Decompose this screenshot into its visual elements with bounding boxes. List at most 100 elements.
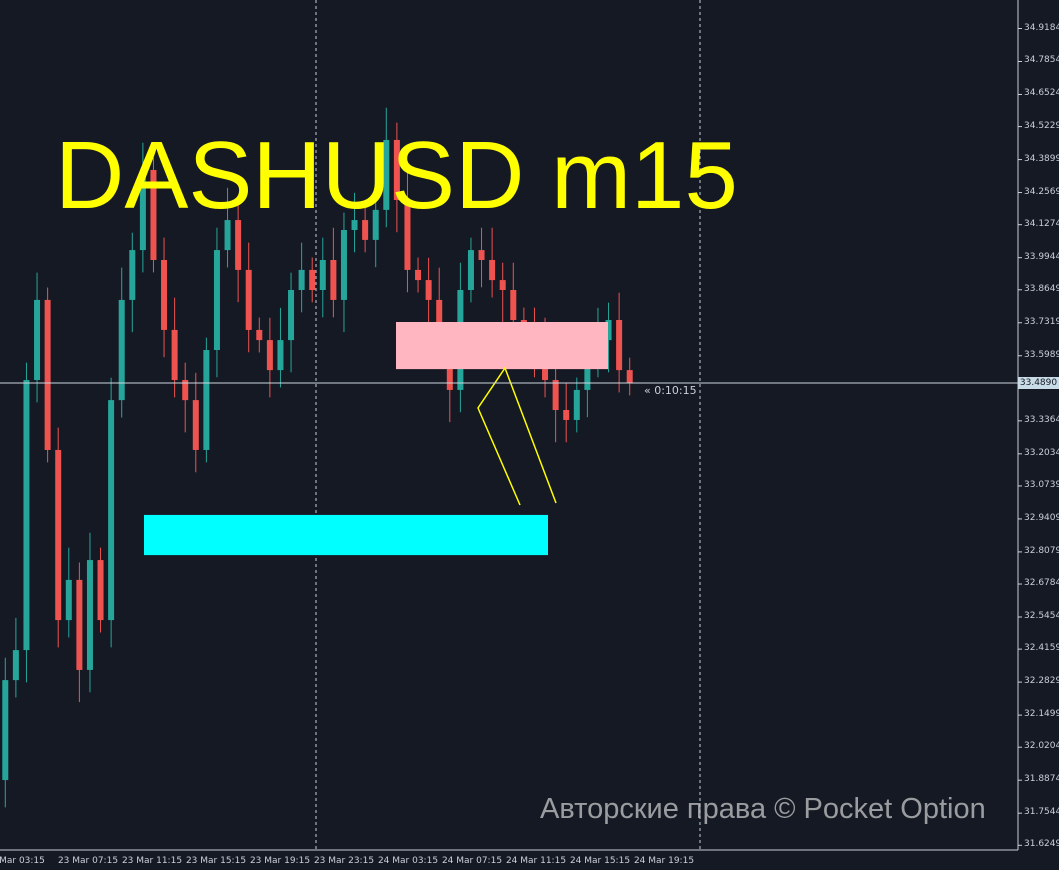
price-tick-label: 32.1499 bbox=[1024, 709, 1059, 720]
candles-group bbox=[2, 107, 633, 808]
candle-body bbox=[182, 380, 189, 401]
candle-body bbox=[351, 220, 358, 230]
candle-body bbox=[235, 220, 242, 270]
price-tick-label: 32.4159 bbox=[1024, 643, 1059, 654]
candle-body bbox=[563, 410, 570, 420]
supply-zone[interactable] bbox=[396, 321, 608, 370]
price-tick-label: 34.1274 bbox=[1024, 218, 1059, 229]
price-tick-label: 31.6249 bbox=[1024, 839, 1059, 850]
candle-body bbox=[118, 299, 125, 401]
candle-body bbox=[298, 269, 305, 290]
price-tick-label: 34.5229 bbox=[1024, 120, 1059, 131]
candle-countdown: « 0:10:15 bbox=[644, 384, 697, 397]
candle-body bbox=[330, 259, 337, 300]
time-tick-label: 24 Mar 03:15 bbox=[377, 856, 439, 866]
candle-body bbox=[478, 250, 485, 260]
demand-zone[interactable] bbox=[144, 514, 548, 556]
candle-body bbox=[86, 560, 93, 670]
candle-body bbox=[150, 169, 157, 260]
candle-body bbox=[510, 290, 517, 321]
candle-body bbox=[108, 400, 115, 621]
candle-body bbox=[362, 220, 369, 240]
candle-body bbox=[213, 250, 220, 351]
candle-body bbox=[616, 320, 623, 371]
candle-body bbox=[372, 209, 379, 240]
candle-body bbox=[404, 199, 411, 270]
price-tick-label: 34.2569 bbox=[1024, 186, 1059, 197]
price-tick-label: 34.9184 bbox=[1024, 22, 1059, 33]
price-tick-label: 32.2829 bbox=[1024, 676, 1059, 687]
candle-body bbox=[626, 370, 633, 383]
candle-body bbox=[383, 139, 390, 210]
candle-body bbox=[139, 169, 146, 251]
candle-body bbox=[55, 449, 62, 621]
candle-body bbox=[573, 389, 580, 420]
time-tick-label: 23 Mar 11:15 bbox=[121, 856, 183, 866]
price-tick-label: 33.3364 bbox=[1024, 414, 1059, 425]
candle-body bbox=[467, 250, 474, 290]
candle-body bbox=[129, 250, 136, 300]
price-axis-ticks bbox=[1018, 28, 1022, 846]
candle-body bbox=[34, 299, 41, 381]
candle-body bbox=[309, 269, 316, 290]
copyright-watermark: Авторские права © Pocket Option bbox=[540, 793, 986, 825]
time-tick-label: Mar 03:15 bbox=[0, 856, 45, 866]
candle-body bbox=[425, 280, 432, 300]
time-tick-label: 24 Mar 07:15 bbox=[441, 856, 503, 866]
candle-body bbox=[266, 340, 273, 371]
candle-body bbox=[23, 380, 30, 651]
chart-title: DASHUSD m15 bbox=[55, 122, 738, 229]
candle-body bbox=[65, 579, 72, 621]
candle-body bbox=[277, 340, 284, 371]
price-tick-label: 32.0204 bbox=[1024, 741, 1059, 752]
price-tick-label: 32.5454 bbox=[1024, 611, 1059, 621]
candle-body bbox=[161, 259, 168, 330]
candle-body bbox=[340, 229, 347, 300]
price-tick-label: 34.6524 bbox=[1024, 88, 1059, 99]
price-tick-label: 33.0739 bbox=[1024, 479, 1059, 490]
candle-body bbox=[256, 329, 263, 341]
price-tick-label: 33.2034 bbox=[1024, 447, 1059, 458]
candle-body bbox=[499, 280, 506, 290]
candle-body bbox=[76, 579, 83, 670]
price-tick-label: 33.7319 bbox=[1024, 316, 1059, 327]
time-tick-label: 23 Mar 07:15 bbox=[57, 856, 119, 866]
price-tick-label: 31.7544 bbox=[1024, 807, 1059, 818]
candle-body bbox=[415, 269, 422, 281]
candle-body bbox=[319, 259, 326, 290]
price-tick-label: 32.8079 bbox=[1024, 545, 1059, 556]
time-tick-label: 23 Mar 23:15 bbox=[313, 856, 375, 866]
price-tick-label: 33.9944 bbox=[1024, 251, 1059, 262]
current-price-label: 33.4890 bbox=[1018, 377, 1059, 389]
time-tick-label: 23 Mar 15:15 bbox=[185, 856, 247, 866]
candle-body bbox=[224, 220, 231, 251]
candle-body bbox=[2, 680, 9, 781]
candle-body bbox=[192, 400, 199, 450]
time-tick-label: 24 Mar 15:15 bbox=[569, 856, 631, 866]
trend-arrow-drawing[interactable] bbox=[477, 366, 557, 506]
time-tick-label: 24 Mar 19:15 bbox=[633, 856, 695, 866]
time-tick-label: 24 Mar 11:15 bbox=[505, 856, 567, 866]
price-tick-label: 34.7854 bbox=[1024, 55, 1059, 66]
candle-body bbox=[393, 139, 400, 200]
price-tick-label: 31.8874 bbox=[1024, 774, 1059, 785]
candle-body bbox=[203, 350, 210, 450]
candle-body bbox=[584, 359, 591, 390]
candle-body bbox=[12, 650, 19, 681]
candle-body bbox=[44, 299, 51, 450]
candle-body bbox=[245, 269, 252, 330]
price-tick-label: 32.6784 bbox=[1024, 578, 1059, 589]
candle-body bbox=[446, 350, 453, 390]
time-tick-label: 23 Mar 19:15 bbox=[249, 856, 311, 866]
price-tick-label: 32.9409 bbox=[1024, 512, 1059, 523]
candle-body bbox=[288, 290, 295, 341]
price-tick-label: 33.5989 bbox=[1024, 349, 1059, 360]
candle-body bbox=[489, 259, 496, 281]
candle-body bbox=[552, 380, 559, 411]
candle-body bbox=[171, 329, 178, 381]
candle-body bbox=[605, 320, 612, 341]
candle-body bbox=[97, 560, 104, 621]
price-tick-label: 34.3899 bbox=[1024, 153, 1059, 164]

****************************************

Switch "candle-body" to "candle-bar" wherever it occurs in the records, and reproduce the lines with nothing else altered. Omit the pictures.

• _Finished exercise_:
Decompose this screenshot into its visual elements with bounding boxes. List at most 100 elements.
price-tick-label: 32.1499 bbox=[1024, 709, 1059, 720]
candles-group bbox=[2, 107, 633, 808]
candle-bar bbox=[182, 380, 189, 401]
candle-bar bbox=[351, 220, 358, 230]
candle-bar bbox=[235, 220, 242, 270]
price-tick-label: 32.4159 bbox=[1024, 643, 1059, 654]
candle-bar bbox=[563, 410, 570, 420]
supply-zone[interactable] bbox=[396, 321, 608, 370]
price-tick-label: 34.1274 bbox=[1024, 218, 1059, 229]
price-tick-label: 31.6249 bbox=[1024, 839, 1059, 850]
candle-bar bbox=[118, 299, 125, 401]
candle-bar bbox=[298, 269, 305, 290]
price-tick-label: 34.5229 bbox=[1024, 120, 1059, 131]
candle-countdown: « 0:10:15 bbox=[644, 384, 697, 397]
candle-bar bbox=[330, 259, 337, 300]
time-tick-label: 24 Mar 03:15 bbox=[377, 856, 439, 866]
candle-bar bbox=[478, 250, 485, 260]
demand-zone[interactable] bbox=[144, 514, 548, 556]
candle-bar bbox=[86, 560, 93, 670]
candle-bar bbox=[150, 169, 157, 260]
candle-bar bbox=[510, 290, 517, 321]
candle-bar bbox=[108, 400, 115, 621]
candle-bar bbox=[362, 220, 369, 240]
candle-bar bbox=[213, 250, 220, 351]
candle-bar bbox=[616, 320, 623, 371]
candle-bar bbox=[372, 209, 379, 240]
candle-bar bbox=[404, 199, 411, 270]
price-tick-label: 34.2569 bbox=[1024, 186, 1059, 197]
price-tick-label: 34.9184 bbox=[1024, 22, 1059, 33]
price-tick-label: 32.2829 bbox=[1024, 676, 1059, 687]
candle-bar bbox=[626, 370, 633, 383]
candle-bar bbox=[383, 139, 390, 210]
candle-bar bbox=[139, 169, 146, 251]
candle-bar bbox=[55, 449, 62, 621]
candle-bar bbox=[573, 389, 580, 420]
time-tick-label: 23 Mar 11:15 bbox=[121, 856, 183, 866]
price-tick-label: 33.3364 bbox=[1024, 414, 1059, 425]
candle-bar bbox=[467, 250, 474, 290]
candle-bar bbox=[129, 250, 136, 300]
price-axis-ticks bbox=[1018, 28, 1022, 846]
candle-bar bbox=[34, 299, 41, 381]
candle-bar bbox=[309, 269, 316, 290]
copyright-watermark: Авторские права © Pocket Option bbox=[540, 793, 986, 825]
time-tick-label: Mar 03:15 bbox=[0, 856, 45, 866]
candle-bar bbox=[425, 280, 432, 300]
time-tick-label: 24 Mar 07:15 bbox=[441, 856, 503, 866]
candle-bar bbox=[266, 340, 273, 371]
candle-bar bbox=[23, 380, 30, 651]
chart-title: DASHUSD m15 bbox=[55, 122, 738, 229]
candle-bar bbox=[65, 579, 72, 621]
candle-bar bbox=[277, 340, 284, 371]
price-tick-label: 32.0204 bbox=[1024, 741, 1059, 752]
price-tick-label: 32.5454 bbox=[1024, 611, 1059, 621]
candle-bar bbox=[161, 259, 168, 330]
candle-bar bbox=[340, 229, 347, 300]
price-tick-label: 34.6524 bbox=[1024, 88, 1059, 99]
price-tick-label: 33.0739 bbox=[1024, 479, 1059, 490]
candle-bar bbox=[256, 329, 263, 341]
price-tick-label: 33.2034 bbox=[1024, 447, 1059, 458]
candle-bar bbox=[499, 280, 506, 290]
candle-bar bbox=[76, 579, 83, 670]
price-tick-label: 33.7319 bbox=[1024, 316, 1059, 327]
time-tick-label: 23 Mar 07:15 bbox=[57, 856, 119, 866]
price-tick-label: 31.7544 bbox=[1024, 807, 1059, 818]
candle-bar bbox=[415, 269, 422, 281]
candle-bar bbox=[319, 259, 326, 290]
price-tick-label: 32.8079 bbox=[1024, 545, 1059, 556]
time-tick-label: 23 Mar 23:15 bbox=[313, 856, 375, 866]
price-tick-label: 33.9944 bbox=[1024, 251, 1059, 262]
current-price-label: 33.4890 bbox=[1018, 377, 1059, 389]
time-tick-label: 23 Mar 15:15 bbox=[185, 856, 247, 866]
candle-bar bbox=[224, 220, 231, 251]
candle-bar bbox=[2, 680, 9, 781]
candle-bar bbox=[192, 400, 199, 450]
time-tick-label: 24 Mar 15:15 bbox=[569, 856, 631, 866]
trend-arrow-drawing[interactable] bbox=[477, 366, 557, 506]
time-tick-label: 24 Mar 19:15 bbox=[633, 856, 695, 866]
time-tick-label: 24 Mar 11:15 bbox=[505, 856, 567, 866]
price-tick-label: 34.7854 bbox=[1024, 55, 1059, 66]
candle-bar bbox=[393, 139, 400, 200]
price-tick-label: 31.8874 bbox=[1024, 774, 1059, 785]
candle-bar bbox=[203, 350, 210, 450]
candle-bar bbox=[584, 359, 591, 390]
candle-bar bbox=[12, 650, 19, 681]
candle-bar bbox=[44, 299, 51, 450]
candle-bar bbox=[245, 269, 252, 330]
price-tick-label: 32.6784 bbox=[1024, 578, 1059, 589]
candle-bar bbox=[446, 350, 453, 390]
time-tick-label: 23 Mar 19:15 bbox=[249, 856, 311, 866]
price-tick-label: 32.9409 bbox=[1024, 512, 1059, 523]
candle-bar bbox=[288, 290, 295, 341]
price-tick-label: 33.5989 bbox=[1024, 349, 1059, 360]
candle-bar bbox=[489, 259, 496, 281]
candle-bar bbox=[552, 380, 559, 411]
candle-bar bbox=[171, 329, 178, 381]
candle-bar bbox=[605, 320, 612, 341]
candle-bar bbox=[97, 560, 104, 621]
price-tick-label: 34.3899 bbox=[1024, 153, 1059, 164]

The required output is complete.